#### Data items:
****

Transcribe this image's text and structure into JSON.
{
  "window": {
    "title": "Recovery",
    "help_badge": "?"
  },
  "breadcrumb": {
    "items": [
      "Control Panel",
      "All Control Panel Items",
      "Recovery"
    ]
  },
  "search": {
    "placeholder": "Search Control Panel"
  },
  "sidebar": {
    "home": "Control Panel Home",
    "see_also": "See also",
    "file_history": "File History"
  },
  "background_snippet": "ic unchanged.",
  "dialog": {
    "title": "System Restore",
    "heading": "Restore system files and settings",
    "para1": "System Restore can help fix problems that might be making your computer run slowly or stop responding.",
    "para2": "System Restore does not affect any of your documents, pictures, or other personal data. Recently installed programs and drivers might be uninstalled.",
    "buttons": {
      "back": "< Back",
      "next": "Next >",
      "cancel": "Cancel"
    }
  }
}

****

#### PROMPT:
Your task is to repeat every entry exactly.

#### SOLUTION FOR THIS EXERCISE:
Transcribe this image's text and structure into JSON.
{
  "window": {
    "title": "Recovery",
    "help_badge": "?"
  },
  "breadcrumb": {
    "items": [
      "Control Panel",
      "All Control Panel Items",
      "Recovery"
    ]
  },
  "search": {
    "placeholder": "Search Control Panel"
  },
  "sidebar": {
    "home": "Control Panel Home",
    "see_also": "See also",
    "file_history": "File History"
  },
  "background_snippet": "ic unchanged.",
  "dialog": {
    "title": "System Restore",
    "heading": "Restore system files and settings",
    "para1": "System Restore can help fix problems that might be making your computer run slowly or stop responding.",
    "para2": "System Restore does not affect any of your documents, pictures, or other personal data. Recently installed programs and drivers might be uninstalled.",
    "buttons": {
      "back": "< Back",
      "next": "Next >",
      "cancel": "Cancel"
    }
  }
}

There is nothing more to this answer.